■ Records shown ■

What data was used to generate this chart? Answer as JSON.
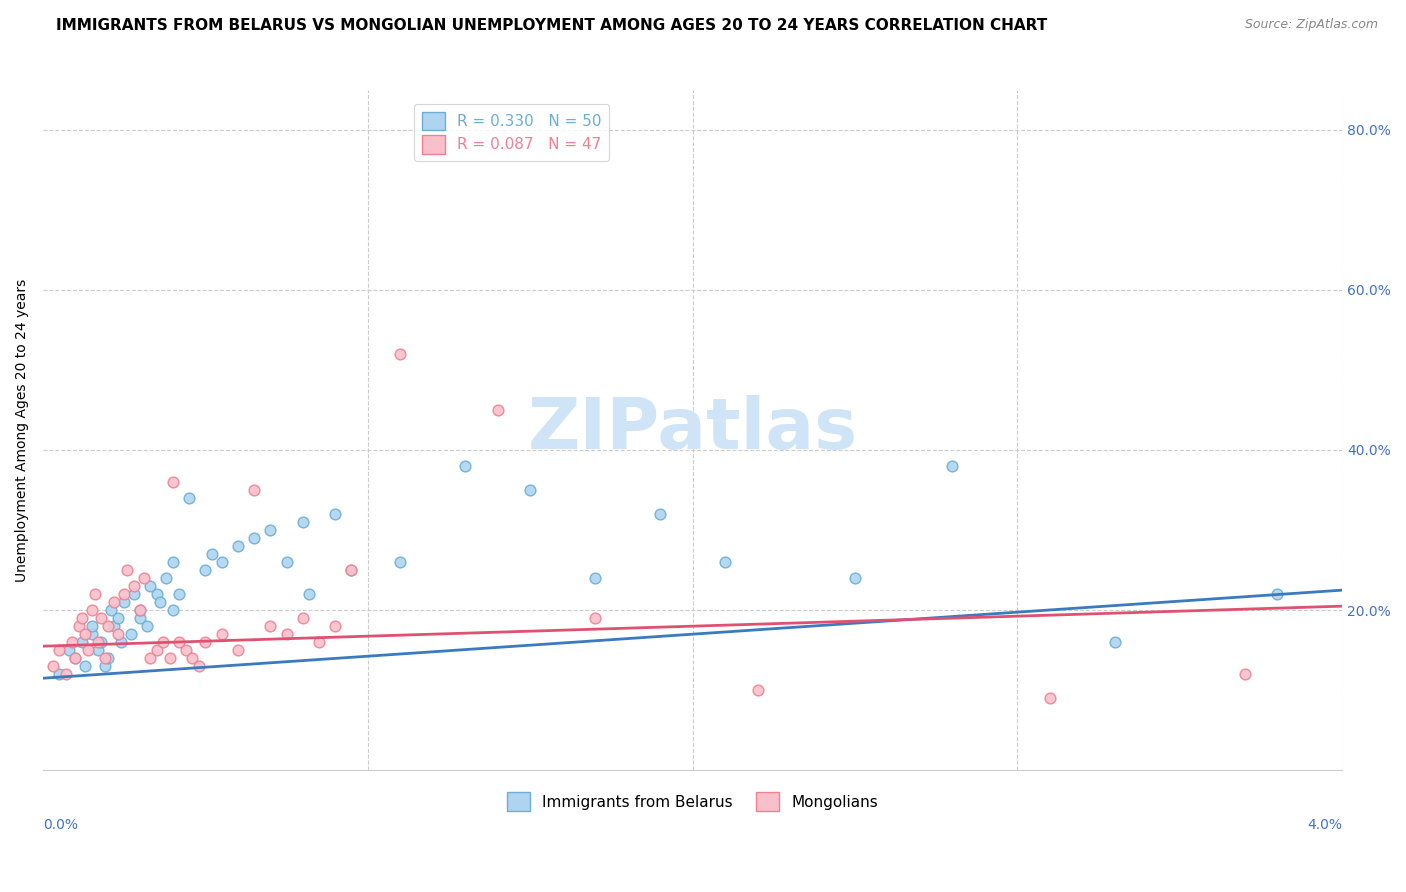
{
  "title": "IMMIGRANTS FROM BELARUS VS MONGOLIAN UNEMPLOYMENT AMONG AGES 20 TO 24 YEARS CORRELATION CHART",
  "source": "Source: ZipAtlas.com",
  "ylabel": "Unemployment Among Ages 20 to 24 years",
  "watermark": "ZIPatlas",
  "legend_items": [
    {
      "label": "R = 0.330   N = 50",
      "color": "#6baed6"
    },
    {
      "label": "R = 0.087   N = 47",
      "color": "#f4a0b0"
    }
  ],
  "blue_scatter_x": [
    0.0005,
    0.0008,
    0.001,
    0.0012,
    0.0013,
    0.0015,
    0.0015,
    0.0017,
    0.0018,
    0.0019,
    0.002,
    0.0021,
    0.0022,
    0.0023,
    0.0024,
    0.0025,
    0.0027,
    0.0028,
    0.003,
    0.003,
    0.0032,
    0.0033,
    0.0035,
    0.0036,
    0.0038,
    0.004,
    0.004,
    0.0042,
    0.0045,
    0.005,
    0.0052,
    0.0055,
    0.006,
    0.0065,
    0.007,
    0.0075,
    0.008,
    0.0082,
    0.009,
    0.0095,
    0.011,
    0.013,
    0.015,
    0.017,
    0.019,
    0.021,
    0.025,
    0.028,
    0.033,
    0.038
  ],
  "blue_scatter_y": [
    0.12,
    0.15,
    0.14,
    0.16,
    0.13,
    0.17,
    0.18,
    0.15,
    0.16,
    0.13,
    0.14,
    0.2,
    0.18,
    0.19,
    0.16,
    0.21,
    0.17,
    0.22,
    0.19,
    0.2,
    0.18,
    0.23,
    0.22,
    0.21,
    0.24,
    0.2,
    0.26,
    0.22,
    0.34,
    0.25,
    0.27,
    0.26,
    0.28,
    0.29,
    0.3,
    0.26,
    0.31,
    0.22,
    0.32,
    0.25,
    0.26,
    0.38,
    0.35,
    0.24,
    0.32,
    0.26,
    0.24,
    0.38,
    0.16,
    0.22
  ],
  "pink_scatter_x": [
    0.0003,
    0.0005,
    0.0007,
    0.0009,
    0.001,
    0.0011,
    0.0012,
    0.0013,
    0.0014,
    0.0015,
    0.0016,
    0.0017,
    0.0018,
    0.0019,
    0.002,
    0.0022,
    0.0023,
    0.0025,
    0.0026,
    0.0028,
    0.003,
    0.0031,
    0.0033,
    0.0035,
    0.0037,
    0.0039,
    0.004,
    0.0042,
    0.0044,
    0.0046,
    0.0048,
    0.005,
    0.0055,
    0.006,
    0.0065,
    0.007,
    0.0075,
    0.008,
    0.0085,
    0.009,
    0.0095,
    0.011,
    0.014,
    0.017,
    0.022,
    0.031,
    0.037
  ],
  "pink_scatter_y": [
    0.13,
    0.15,
    0.12,
    0.16,
    0.14,
    0.18,
    0.19,
    0.17,
    0.15,
    0.2,
    0.22,
    0.16,
    0.19,
    0.14,
    0.18,
    0.21,
    0.17,
    0.22,
    0.25,
    0.23,
    0.2,
    0.24,
    0.14,
    0.15,
    0.16,
    0.14,
    0.36,
    0.16,
    0.15,
    0.14,
    0.13,
    0.16,
    0.17,
    0.15,
    0.35,
    0.18,
    0.17,
    0.19,
    0.16,
    0.18,
    0.25,
    0.52,
    0.45,
    0.19,
    0.1,
    0.09,
    0.12
  ],
  "blue_line_x": [
    0.0,
    0.04
  ],
  "blue_line_y": [
    0.115,
    0.225
  ],
  "pink_line_x": [
    0.0,
    0.04
  ],
  "pink_line_y": [
    0.155,
    0.205
  ],
  "xlim": [
    0.0,
    0.04
  ],
  "ylim": [
    0.0,
    0.85
  ],
  "scatter_size": 60,
  "blue_color": "#6baed6",
  "blue_fill": "#aed4f0",
  "pink_color": "#f08090",
  "pink_fill": "#f8c0cb",
  "line_blue": "#3a7abf",
  "line_pink": "#e05070",
  "title_fontsize": 11,
  "source_fontsize": 9,
  "axis_label_fontsize": 10,
  "tick_fontsize": 10,
  "legend_fontsize": 11,
  "right_axis_color": "#4472c4",
  "bottom_axis_color": "#4472c4",
  "watermark_color": "#d0e4f7",
  "watermark_fontsize": 52
}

■ The task ■
Repeat the entries exactly. Pictures are excluded from the copy.

■ Exercise response ■
What data was used to generate this chart? Answer as JSON.
{
  "title": "IMMIGRANTS FROM BELARUS VS MONGOLIAN UNEMPLOYMENT AMONG AGES 20 TO 24 YEARS CORRELATION CHART",
  "source": "Source: ZipAtlas.com",
  "ylabel": "Unemployment Among Ages 20 to 24 years",
  "watermark": "ZIPatlas",
  "legend_items": [
    {
      "label": "R = 0.330   N = 50",
      "color": "#6baed6"
    },
    {
      "label": "R = 0.087   N = 47",
      "color": "#f4a0b0"
    }
  ],
  "blue_scatter_x": [
    0.0005,
    0.0008,
    0.001,
    0.0012,
    0.0013,
    0.0015,
    0.0015,
    0.0017,
    0.0018,
    0.0019,
    0.002,
    0.0021,
    0.0022,
    0.0023,
    0.0024,
    0.0025,
    0.0027,
    0.0028,
    0.003,
    0.003,
    0.0032,
    0.0033,
    0.0035,
    0.0036,
    0.0038,
    0.004,
    0.004,
    0.0042,
    0.0045,
    0.005,
    0.0052,
    0.0055,
    0.006,
    0.0065,
    0.007,
    0.0075,
    0.008,
    0.0082,
    0.009,
    0.0095,
    0.011,
    0.013,
    0.015,
    0.017,
    0.019,
    0.021,
    0.025,
    0.028,
    0.033,
    0.038
  ],
  "blue_scatter_y": [
    0.12,
    0.15,
    0.14,
    0.16,
    0.13,
    0.17,
    0.18,
    0.15,
    0.16,
    0.13,
    0.14,
    0.2,
    0.18,
    0.19,
    0.16,
    0.21,
    0.17,
    0.22,
    0.19,
    0.2,
    0.18,
    0.23,
    0.22,
    0.21,
    0.24,
    0.2,
    0.26,
    0.22,
    0.34,
    0.25,
    0.27,
    0.26,
    0.28,
    0.29,
    0.3,
    0.26,
    0.31,
    0.22,
    0.32,
    0.25,
    0.26,
    0.38,
    0.35,
    0.24,
    0.32,
    0.26,
    0.24,
    0.38,
    0.16,
    0.22
  ],
  "pink_scatter_x": [
    0.0003,
    0.0005,
    0.0007,
    0.0009,
    0.001,
    0.0011,
    0.0012,
    0.0013,
    0.0014,
    0.0015,
    0.0016,
    0.0017,
    0.0018,
    0.0019,
    0.002,
    0.0022,
    0.0023,
    0.0025,
    0.0026,
    0.0028,
    0.003,
    0.0031,
    0.0033,
    0.0035,
    0.0037,
    0.0039,
    0.004,
    0.0042,
    0.0044,
    0.0046,
    0.0048,
    0.005,
    0.0055,
    0.006,
    0.0065,
    0.007,
    0.0075,
    0.008,
    0.0085,
    0.009,
    0.0095,
    0.011,
    0.014,
    0.017,
    0.022,
    0.031,
    0.037
  ],
  "pink_scatter_y": [
    0.13,
    0.15,
    0.12,
    0.16,
    0.14,
    0.18,
    0.19,
    0.17,
    0.15,
    0.2,
    0.22,
    0.16,
    0.19,
    0.14,
    0.18,
    0.21,
    0.17,
    0.22,
    0.25,
    0.23,
    0.2,
    0.24,
    0.14,
    0.15,
    0.16,
    0.14,
    0.36,
    0.16,
    0.15,
    0.14,
    0.13,
    0.16,
    0.17,
    0.15,
    0.35,
    0.18,
    0.17,
    0.19,
    0.16,
    0.18,
    0.25,
    0.52,
    0.45,
    0.19,
    0.1,
    0.09,
    0.12
  ],
  "blue_line_x": [
    0.0,
    0.04
  ],
  "blue_line_y": [
    0.115,
    0.225
  ],
  "pink_line_x": [
    0.0,
    0.04
  ],
  "pink_line_y": [
    0.155,
    0.205
  ],
  "xlim": [
    0.0,
    0.04
  ],
  "ylim": [
    0.0,
    0.85
  ],
  "scatter_size": 60,
  "blue_color": "#6baed6",
  "blue_fill": "#aed4f0",
  "pink_color": "#f08090",
  "pink_fill": "#f8c0cb",
  "line_blue": "#3a7abf",
  "line_pink": "#e05070",
  "title_fontsize": 11,
  "source_fontsize": 9,
  "axis_label_fontsize": 10,
  "tick_fontsize": 10,
  "legend_fontsize": 11,
  "right_axis_color": "#4472c4",
  "bottom_axis_color": "#4472c4",
  "watermark_color": "#d0e4f7",
  "watermark_fontsize": 52
}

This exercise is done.